**Aim:** Retype the material in full, keeping every word the same.

Part of a data file
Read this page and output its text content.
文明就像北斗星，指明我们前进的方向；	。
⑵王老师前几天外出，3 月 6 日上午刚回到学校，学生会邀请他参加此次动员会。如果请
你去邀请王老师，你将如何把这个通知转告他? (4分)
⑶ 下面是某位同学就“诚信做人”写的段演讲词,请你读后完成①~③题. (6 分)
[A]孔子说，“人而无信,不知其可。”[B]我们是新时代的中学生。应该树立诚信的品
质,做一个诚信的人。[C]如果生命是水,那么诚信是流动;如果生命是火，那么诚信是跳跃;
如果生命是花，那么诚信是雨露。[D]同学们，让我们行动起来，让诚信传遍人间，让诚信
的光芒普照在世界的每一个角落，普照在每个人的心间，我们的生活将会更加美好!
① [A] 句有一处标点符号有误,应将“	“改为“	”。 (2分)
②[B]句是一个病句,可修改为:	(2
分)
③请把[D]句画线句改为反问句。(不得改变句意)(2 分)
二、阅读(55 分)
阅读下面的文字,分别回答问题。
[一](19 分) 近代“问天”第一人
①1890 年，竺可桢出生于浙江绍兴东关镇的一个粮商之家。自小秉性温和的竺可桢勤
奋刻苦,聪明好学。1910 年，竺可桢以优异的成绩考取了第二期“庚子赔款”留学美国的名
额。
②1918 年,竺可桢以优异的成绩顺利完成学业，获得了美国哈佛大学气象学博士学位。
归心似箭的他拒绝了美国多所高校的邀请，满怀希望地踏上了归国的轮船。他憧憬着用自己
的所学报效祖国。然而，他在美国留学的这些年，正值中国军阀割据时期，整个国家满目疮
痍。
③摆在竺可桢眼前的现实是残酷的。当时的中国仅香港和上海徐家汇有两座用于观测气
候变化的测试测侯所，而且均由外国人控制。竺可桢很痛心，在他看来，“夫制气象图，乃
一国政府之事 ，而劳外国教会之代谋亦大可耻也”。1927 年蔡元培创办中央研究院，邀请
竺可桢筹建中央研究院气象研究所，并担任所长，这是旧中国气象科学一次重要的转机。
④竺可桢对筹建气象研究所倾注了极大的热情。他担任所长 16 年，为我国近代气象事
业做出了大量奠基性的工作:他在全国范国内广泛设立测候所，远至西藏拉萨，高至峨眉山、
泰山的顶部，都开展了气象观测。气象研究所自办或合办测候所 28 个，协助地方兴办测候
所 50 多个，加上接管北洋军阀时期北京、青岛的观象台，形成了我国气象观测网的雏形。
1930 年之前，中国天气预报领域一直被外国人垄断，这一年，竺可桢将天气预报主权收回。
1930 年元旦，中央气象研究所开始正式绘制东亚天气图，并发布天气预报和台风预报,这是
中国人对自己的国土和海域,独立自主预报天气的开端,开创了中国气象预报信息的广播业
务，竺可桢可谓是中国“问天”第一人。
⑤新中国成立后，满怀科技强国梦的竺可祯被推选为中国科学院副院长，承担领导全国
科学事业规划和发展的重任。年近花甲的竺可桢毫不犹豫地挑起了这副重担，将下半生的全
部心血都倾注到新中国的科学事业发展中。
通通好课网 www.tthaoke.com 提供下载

**Answer in full:**
Read this page and output its text content.
文明就像北斗星，指明我们前进的方向；	。
⑵王老师前几天外出，3 月 6 日上午刚回到学校，学生会邀请他参加此次动员会。如果请
你去邀请王老师，你将如何把这个通知转告他? (4分)
⑶ 下面是某位同学就“诚信做人”写的段演讲词,请你读后完成①~③题. (6 分)
[A]孔子说，“人而无信,不知其可。”[B]我们是新时代的中学生。应该树立诚信的品
质,做一个诚信的人。[C]如果生命是水,那么诚信是流动;如果生命是火，那么诚信是跳跃;
如果生命是花，那么诚信是雨露。[D]同学们，让我们行动起来，让诚信传遍人间，让诚信
的光芒普照在世界的每一个角落，普照在每个人的心间，我们的生活将会更加美好!
① [A] 句有一处标点符号有误,应将“	“改为“	”。 (2分)
②[B]句是一个病句,可修改为:	(2
分)
③请把[D]句画线句改为反问句。(不得改变句意)(2 分)
二、阅读(55 分)
阅读下面的文字,分别回答问题。
[一](19 分) 近代“问天”第一人
①1890 年，竺可桢出生于浙江绍兴东关镇的一个粮商之家。自小秉性温和的竺可桢勤
奋刻苦,聪明好学。1910 年，竺可桢以优异的成绩考取了第二期“庚子赔款”留学美国的名
额。
②1918 年,竺可桢以优异的成绩顺利完成学业，获得了美国哈佛大学气象学博士学位。
归心似箭的他拒绝了美国多所高校的邀请，满怀希望地踏上了归国的轮船。他憧憬着用自己
的所学报效祖国。然而，他在美国留学的这些年，正值中国军阀割据时期，整个国家满目疮
痍。
③摆在竺可桢眼前的现实是残酷的。当时的中国仅香港和上海徐家汇有两座用于观测气
候变化的测试测侯所，而且均由外国人控制。竺可桢很痛心，在他看来，“夫制气象图，乃
一国政府之事 ，而劳外国教会之代谋亦大可耻也”。1927 年蔡元培创办中央研究院，邀请
竺可桢筹建中央研究院气象研究所，并担任所长，这是旧中国气象科学一次重要的转机。
④竺可桢对筹建气象研究所倾注了极大的热情。他担任所长 16 年，为我国近代气象事
业做出了大量奠基性的工作:他在全国范国内广泛设立测候所，远至西藏拉萨，高至峨眉山、
泰山的顶部，都开展了气象观测。气象研究所自办或合办测候所 28 个，协助地方兴办测候
所 50 多个，加上接管北洋军阀时期北京、青岛的观象台，形成了我国气象观测网的雏形。
1930 年之前，中国天气预报领域一直被外国人垄断，这一年，竺可桢将天气预报主权收回。
1930 年元旦，中央气象研究所开始正式绘制东亚天气图，并发布天气预报和台风预报,这是
中国人对自己的国土和海域,独立自主预报天气的开端,开创了中国气象预报信息的广播业
务，竺可桢可谓是中国“问天”第一人。
⑤新中国成立后，满怀科技强国梦的竺可祯被推选为中国科学院副院长，承担领导全国
科学事业规划和发展的重任。年近花甲的竺可桢毫不犹豫地挑起了这副重担，将下半生的全
部心血都倾注到新中国的科学事业发展中。
通通好课网 www.tthaoke.com 提供下载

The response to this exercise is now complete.